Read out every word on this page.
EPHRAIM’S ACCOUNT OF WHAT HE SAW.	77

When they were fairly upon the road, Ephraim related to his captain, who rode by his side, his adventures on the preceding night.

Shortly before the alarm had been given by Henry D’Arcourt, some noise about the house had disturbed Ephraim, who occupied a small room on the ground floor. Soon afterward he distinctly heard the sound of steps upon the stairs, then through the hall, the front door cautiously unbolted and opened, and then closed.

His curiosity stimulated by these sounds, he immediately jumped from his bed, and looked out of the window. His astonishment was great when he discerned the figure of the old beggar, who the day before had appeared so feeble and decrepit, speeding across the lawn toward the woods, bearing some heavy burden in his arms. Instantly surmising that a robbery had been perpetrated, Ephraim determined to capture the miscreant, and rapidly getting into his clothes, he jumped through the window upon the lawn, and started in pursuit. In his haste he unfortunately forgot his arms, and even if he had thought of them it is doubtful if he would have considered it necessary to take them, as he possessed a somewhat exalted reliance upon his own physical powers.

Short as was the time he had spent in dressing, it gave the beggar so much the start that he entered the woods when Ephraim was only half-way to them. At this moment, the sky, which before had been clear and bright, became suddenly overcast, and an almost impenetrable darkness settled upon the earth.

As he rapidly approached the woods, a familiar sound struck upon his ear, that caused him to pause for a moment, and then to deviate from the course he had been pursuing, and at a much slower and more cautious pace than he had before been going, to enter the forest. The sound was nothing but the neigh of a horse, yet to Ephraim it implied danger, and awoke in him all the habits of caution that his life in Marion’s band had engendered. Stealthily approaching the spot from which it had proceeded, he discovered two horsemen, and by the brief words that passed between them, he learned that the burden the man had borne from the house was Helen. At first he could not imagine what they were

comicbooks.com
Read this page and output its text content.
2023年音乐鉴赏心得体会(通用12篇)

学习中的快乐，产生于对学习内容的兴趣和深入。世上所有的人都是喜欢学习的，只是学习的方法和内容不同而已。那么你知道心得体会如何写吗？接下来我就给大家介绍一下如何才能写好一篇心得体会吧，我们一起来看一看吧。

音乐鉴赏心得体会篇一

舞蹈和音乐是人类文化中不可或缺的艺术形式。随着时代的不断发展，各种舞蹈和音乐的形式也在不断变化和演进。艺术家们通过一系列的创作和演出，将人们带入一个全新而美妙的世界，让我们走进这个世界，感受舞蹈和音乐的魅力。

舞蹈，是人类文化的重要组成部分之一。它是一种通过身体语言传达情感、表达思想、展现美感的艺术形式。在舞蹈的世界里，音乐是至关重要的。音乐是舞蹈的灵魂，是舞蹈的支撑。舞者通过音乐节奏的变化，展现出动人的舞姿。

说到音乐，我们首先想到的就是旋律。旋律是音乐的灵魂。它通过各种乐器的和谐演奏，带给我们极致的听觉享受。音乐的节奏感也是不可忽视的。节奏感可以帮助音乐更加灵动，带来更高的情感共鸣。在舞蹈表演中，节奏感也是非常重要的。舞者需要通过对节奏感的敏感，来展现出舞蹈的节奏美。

-=-=-=-=-

_The task:_ Write out every line of the material again, exactly as it reads.

_Final result:_
Read out every word on this page.
EPHRAIM’S ACCOUNT OF WHAT HE SAW.	77

When they were fairly upon the road, Ephraim related to his captain, who rode by his side, his adventures on the preceding night.

Shortly before the alarm had been given by Henry D’Arcourt, some noise about the house had disturbed Ephraim, who occupied a small room on the ground floor. Soon afterward he distinctly heard the sound of steps upon the stairs, then through the hall, the front door cautiously unbolted and opened, and then closed.

His curiosity stimulated by these sounds, he immediately jumped from his bed, and looked out of the window. His astonishment was great when he discerned the figure of the old beggar, who the day before had appeared so feeble and decrepit, speeding across the lawn toward the woods, bearing some heavy burden in his arms. Instantly surmising that a robbery had been perpetrated, Ephraim determined to capture the miscreant, and rapidly getting into his clothes, he jumped through the window upon the lawn, and started in pursuit. In his haste he unfortunately forgot his arms, and even if he had thought of them it is doubtful if he would have considered it necessary to take them, as he possessed a somewhat exalted reliance upon his own physical powers.

Short as was the time he had spent in dressing, it gave the beggar so much the start that he entered the woods when Ephraim was only half-way to them. At this moment, the sky, which before had been clear and bright, became suddenly overcast, and an almost impenetrable darkness settled upon the earth.

As he rapidly approached the woods, a familiar sound struck upon his ear, that caused him to pause for a moment, and then to deviate from the course he had been pursuing, and at a much slower and more cautious pace than he had before been going, to enter the forest. The sound was nothing but the neigh of a horse, yet to Ephraim it implied danger, and awoke in him all the habits of caution that his life in Marion’s band had engendered. Stealthily approaching the spot from which it had proceeded, he discovered two horsemen, and by the brief words that passed between them, he learned that the burden the man had borne from the house was Helen. At first he could not imagine what they were

comicbooks.com
Read this page and output its text content.
2023年音乐鉴赏心得体会(通用12篇)

学习中的快乐，产生于对学习内容的兴趣和深入。世上所有的人都是喜欢学习的，只是学习的方法和内容不同而已。那么你知道心得体会如何写吗？接下来我就给大家介绍一下如何才能写好一篇心得体会吧，我们一起来看一看吧。

音乐鉴赏心得体会篇一

舞蹈和音乐是人类文化中不可或缺的艺术形式。随着时代的不断发展，各种舞蹈和音乐的形式也在不断变化和演进。艺术家们通过一系列的创作和演出，将人们带入一个全新而美妙的世界，让我们走进这个世界，感受舞蹈和音乐的魅力。

舞蹈，是人类文化的重要组成部分之一。它是一种通过身体语言传达情感、表达思想、展现美感的艺术形式。在舞蹈的世界里，音乐是至关重要的。音乐是舞蹈的灵魂，是舞蹈的支撑。舞者通过音乐节奏的变化，展现出动人的舞姿。

说到音乐，我们首先想到的就是旋律。旋律是音乐的灵魂。它通过各种乐器的和谐演奏，带给我们极致的听觉享受。音乐的节奏感也是不可忽视的。节奏感可以帮助音乐更加灵动，带来更高的情感共鸣。在舞蹈表演中，节奏感也是非常重要的。舞者需要通过对节奏感的敏感，来展现出舞蹈的节奏美。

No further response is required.